━━━━━ Supplied material ━━━━━
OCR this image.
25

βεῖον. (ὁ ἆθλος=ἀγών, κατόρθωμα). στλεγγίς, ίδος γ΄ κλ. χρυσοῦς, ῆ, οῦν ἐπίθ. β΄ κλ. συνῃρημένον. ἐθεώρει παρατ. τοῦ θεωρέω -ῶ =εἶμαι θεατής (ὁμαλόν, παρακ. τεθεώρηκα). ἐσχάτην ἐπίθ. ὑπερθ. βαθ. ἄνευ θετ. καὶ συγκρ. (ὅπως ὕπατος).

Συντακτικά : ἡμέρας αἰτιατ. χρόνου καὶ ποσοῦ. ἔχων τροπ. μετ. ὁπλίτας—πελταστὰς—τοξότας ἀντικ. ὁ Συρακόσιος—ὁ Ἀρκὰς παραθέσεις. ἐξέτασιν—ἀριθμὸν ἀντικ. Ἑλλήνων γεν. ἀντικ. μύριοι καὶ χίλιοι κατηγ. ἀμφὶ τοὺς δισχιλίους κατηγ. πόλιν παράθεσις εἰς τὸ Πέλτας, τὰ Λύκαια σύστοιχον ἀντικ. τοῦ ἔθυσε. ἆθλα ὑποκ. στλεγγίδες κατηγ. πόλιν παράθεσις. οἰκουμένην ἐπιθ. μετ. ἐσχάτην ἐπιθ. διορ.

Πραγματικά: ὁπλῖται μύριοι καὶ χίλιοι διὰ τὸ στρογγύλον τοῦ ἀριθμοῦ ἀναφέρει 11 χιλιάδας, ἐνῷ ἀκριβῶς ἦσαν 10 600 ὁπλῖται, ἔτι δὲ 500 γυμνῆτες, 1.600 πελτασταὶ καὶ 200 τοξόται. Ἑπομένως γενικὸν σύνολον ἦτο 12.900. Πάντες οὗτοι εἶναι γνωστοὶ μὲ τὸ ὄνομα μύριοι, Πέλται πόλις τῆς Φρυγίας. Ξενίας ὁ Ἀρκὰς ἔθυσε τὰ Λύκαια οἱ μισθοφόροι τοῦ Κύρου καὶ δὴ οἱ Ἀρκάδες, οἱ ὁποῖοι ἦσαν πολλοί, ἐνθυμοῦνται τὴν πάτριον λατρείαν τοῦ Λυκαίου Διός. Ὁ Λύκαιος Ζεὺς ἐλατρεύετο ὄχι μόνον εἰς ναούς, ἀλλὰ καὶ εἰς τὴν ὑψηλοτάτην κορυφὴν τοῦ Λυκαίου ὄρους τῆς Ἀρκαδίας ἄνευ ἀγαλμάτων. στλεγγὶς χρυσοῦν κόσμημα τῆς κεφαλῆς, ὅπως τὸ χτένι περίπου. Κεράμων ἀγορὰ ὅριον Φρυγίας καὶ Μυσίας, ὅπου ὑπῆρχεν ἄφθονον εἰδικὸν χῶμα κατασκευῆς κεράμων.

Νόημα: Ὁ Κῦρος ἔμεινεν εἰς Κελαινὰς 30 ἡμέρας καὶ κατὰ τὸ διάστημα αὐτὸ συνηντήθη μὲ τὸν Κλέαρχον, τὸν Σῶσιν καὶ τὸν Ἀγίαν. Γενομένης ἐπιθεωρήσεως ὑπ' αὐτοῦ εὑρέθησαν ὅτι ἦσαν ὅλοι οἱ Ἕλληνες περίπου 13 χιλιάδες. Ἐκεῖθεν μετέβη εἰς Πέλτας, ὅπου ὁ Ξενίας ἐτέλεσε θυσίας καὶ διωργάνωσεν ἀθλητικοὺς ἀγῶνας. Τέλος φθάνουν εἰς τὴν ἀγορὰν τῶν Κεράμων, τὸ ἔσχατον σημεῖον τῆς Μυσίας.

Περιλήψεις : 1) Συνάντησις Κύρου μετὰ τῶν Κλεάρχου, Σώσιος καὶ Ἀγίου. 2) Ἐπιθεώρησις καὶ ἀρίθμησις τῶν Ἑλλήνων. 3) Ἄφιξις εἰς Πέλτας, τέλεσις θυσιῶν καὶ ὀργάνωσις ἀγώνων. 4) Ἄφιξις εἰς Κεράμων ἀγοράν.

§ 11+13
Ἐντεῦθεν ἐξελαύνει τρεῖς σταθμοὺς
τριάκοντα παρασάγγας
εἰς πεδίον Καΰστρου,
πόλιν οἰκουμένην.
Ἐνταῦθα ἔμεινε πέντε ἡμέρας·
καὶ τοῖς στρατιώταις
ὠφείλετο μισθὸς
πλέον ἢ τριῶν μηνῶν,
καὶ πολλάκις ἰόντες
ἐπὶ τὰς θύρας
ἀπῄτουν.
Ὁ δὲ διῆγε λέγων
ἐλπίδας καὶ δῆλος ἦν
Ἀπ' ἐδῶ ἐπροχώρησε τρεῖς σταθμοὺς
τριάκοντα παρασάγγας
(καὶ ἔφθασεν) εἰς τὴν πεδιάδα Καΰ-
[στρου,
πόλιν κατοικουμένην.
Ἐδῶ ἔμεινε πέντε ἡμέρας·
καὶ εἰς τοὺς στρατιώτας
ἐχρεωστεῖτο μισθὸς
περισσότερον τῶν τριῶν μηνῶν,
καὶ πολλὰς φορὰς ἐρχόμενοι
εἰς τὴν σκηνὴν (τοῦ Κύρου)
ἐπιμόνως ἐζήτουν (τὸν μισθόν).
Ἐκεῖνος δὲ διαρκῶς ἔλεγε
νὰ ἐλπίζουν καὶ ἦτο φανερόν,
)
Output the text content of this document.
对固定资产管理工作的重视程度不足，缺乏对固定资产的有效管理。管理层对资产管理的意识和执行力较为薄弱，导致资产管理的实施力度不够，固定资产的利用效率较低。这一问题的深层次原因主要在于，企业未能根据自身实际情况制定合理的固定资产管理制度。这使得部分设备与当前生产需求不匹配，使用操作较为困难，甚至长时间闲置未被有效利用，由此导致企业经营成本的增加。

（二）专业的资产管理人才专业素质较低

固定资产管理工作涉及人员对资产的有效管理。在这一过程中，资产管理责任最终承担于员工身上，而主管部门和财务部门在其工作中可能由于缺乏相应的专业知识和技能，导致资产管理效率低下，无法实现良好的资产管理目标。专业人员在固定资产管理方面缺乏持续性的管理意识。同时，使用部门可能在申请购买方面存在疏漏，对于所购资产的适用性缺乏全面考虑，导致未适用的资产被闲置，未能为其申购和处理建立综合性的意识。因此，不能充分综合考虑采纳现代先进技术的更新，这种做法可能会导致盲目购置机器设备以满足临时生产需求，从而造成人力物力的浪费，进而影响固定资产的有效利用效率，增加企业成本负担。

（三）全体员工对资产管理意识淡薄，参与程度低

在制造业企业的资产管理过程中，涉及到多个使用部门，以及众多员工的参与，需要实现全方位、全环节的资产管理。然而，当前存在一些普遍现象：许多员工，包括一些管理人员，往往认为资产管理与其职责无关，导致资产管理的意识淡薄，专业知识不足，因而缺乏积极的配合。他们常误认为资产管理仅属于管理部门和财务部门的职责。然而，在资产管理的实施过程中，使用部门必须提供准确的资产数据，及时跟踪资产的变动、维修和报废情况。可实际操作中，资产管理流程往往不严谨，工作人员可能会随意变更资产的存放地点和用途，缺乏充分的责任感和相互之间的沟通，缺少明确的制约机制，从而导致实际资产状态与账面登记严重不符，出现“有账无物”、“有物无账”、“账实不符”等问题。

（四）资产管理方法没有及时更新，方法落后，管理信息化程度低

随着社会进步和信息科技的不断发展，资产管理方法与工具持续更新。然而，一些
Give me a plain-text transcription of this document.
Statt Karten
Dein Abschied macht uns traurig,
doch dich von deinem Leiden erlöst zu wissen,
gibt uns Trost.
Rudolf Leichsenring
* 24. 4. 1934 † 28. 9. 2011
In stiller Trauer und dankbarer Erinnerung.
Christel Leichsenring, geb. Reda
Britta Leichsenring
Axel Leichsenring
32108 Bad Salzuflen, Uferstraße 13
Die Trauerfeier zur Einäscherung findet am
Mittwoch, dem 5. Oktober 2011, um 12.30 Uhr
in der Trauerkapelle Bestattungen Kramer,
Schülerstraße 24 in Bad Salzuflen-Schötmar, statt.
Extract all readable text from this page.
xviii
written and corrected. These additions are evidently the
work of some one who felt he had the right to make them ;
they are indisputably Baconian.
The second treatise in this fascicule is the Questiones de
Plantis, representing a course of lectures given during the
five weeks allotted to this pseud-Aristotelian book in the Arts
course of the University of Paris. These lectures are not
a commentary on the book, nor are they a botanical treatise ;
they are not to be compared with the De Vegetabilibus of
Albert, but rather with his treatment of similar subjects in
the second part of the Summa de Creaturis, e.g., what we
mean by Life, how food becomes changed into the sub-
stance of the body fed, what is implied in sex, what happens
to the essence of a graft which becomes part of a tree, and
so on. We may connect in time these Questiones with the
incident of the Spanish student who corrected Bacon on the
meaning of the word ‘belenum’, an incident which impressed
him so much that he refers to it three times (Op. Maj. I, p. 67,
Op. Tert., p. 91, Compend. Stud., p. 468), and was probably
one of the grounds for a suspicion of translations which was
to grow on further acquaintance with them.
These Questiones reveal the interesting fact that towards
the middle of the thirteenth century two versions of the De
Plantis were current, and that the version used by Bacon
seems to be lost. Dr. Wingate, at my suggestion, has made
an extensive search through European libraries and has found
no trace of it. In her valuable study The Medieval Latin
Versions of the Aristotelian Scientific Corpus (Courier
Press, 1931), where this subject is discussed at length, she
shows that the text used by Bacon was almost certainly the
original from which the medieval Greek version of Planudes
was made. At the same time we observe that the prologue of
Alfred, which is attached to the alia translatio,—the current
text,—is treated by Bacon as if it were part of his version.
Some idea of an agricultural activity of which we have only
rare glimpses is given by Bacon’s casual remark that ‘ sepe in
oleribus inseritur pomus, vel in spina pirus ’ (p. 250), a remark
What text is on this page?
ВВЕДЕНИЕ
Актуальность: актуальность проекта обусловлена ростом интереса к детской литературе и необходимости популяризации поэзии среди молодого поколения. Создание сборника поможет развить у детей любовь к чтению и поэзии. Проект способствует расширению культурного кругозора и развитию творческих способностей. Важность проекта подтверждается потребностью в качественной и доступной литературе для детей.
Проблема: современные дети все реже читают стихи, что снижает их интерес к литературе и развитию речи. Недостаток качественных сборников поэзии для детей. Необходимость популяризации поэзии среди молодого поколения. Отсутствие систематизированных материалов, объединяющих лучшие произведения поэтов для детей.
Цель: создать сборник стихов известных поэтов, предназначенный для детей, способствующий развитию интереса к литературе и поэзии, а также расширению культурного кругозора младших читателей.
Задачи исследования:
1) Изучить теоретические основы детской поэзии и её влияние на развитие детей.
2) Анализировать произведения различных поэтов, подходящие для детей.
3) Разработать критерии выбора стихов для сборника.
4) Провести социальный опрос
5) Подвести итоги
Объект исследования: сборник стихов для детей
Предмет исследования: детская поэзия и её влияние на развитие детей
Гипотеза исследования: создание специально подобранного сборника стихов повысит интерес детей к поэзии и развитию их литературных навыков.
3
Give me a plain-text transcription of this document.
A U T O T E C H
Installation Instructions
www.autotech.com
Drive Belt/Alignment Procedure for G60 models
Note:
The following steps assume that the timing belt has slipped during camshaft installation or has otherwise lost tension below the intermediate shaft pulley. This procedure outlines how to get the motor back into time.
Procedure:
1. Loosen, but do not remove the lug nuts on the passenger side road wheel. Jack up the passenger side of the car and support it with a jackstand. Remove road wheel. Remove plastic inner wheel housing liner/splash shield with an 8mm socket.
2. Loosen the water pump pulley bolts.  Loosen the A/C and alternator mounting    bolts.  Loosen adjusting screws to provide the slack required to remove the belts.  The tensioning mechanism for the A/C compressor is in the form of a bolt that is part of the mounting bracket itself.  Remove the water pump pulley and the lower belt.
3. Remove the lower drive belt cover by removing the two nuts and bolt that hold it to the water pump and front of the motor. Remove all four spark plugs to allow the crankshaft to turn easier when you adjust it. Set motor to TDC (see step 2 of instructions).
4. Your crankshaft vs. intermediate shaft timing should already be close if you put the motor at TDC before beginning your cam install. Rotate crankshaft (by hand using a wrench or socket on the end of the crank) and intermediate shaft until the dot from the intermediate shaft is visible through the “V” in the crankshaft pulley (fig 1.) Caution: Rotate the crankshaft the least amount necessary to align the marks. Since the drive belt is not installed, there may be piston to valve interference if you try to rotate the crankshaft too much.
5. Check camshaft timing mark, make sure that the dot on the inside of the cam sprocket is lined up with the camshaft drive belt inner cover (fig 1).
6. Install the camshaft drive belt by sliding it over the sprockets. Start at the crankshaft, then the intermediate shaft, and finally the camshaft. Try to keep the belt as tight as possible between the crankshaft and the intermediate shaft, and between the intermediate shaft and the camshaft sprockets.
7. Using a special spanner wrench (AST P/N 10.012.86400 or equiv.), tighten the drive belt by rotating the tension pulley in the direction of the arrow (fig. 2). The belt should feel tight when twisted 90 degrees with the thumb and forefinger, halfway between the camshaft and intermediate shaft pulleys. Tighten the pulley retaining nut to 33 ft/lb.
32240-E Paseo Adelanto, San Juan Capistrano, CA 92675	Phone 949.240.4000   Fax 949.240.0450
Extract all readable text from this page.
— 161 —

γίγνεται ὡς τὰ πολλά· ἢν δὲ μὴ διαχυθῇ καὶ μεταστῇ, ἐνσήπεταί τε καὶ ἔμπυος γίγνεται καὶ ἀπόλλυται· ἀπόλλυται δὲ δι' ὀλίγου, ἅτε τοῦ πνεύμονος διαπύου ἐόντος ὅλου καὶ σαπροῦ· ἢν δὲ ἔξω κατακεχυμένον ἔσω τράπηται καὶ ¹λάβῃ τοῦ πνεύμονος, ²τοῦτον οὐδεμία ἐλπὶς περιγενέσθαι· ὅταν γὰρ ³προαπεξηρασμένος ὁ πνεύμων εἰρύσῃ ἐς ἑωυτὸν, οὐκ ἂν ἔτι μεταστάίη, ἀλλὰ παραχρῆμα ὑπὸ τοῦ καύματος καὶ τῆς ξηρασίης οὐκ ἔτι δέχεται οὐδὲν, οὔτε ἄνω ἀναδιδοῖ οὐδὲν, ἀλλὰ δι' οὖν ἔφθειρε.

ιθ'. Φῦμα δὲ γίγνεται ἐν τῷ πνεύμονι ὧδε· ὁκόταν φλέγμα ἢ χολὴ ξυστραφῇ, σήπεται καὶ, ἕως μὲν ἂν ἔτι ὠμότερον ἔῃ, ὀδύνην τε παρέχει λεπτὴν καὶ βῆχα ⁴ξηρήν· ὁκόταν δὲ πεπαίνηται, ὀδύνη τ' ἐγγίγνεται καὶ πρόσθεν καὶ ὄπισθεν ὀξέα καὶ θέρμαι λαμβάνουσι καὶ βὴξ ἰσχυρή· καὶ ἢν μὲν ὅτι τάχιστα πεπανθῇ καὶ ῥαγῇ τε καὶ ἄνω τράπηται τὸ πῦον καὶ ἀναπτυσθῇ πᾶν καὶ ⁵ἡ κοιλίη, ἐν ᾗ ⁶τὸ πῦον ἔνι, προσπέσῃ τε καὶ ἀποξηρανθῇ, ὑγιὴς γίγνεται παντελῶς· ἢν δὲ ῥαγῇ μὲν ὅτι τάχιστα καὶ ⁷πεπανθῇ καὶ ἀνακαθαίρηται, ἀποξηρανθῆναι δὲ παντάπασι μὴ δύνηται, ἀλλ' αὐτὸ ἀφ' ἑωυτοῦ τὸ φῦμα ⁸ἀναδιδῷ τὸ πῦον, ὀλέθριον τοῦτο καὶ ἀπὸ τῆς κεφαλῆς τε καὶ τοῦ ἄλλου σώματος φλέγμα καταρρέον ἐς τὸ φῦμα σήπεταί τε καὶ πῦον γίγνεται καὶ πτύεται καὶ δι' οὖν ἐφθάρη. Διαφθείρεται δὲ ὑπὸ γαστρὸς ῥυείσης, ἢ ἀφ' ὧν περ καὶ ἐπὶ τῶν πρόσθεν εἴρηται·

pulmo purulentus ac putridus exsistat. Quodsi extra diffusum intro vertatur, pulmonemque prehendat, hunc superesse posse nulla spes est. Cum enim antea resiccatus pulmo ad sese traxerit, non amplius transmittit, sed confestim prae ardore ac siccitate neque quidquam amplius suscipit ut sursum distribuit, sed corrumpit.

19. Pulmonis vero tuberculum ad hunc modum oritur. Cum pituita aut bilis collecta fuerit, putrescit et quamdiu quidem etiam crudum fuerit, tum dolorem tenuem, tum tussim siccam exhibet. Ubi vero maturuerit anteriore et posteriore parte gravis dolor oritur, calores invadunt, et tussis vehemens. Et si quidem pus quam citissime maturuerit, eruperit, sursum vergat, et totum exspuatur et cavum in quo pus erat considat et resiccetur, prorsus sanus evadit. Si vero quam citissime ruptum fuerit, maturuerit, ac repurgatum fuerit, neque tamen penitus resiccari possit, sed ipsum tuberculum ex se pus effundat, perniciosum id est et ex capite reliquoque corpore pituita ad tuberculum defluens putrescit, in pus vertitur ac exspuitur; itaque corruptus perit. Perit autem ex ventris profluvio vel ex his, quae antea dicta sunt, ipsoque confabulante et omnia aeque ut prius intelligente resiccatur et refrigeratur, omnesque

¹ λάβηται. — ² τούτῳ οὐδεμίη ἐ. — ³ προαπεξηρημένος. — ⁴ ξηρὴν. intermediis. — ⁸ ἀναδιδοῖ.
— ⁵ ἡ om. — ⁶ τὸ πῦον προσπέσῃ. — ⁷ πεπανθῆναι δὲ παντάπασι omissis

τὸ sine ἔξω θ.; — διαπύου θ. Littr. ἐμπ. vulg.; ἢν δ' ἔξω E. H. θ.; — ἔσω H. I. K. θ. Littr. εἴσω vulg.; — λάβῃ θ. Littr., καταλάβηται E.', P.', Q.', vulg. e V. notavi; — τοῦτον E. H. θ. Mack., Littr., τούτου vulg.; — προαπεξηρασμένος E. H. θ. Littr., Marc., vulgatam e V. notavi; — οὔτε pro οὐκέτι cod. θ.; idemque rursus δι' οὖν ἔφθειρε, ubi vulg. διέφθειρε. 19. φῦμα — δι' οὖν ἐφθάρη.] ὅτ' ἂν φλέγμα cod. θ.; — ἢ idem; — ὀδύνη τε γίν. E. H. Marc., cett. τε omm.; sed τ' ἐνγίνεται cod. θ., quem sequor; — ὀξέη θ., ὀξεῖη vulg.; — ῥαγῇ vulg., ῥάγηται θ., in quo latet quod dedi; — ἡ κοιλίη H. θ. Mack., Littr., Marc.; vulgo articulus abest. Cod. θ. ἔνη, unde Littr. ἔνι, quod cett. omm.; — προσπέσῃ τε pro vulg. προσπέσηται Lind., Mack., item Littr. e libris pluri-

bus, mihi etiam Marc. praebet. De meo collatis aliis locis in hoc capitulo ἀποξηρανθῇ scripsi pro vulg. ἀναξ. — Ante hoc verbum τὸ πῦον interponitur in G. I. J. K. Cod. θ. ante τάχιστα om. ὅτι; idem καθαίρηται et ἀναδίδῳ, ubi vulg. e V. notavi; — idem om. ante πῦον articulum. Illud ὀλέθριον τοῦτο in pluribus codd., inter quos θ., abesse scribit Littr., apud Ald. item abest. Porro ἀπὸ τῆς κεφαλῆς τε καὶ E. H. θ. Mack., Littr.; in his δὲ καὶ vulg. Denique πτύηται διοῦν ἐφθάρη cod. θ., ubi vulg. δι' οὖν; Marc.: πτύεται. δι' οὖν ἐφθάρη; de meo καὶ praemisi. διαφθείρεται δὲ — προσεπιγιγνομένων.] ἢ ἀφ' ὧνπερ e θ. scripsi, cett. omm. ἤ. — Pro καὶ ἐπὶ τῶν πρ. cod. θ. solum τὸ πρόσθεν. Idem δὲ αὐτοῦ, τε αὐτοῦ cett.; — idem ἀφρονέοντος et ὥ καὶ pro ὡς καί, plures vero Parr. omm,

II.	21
━━━━━
- Task description
Pick out every line with the string "Plantis" and copy it.

- Output for this exercise
Plantis, representing a course of lectures given during the
Plantis were current, and that the version used by Bacon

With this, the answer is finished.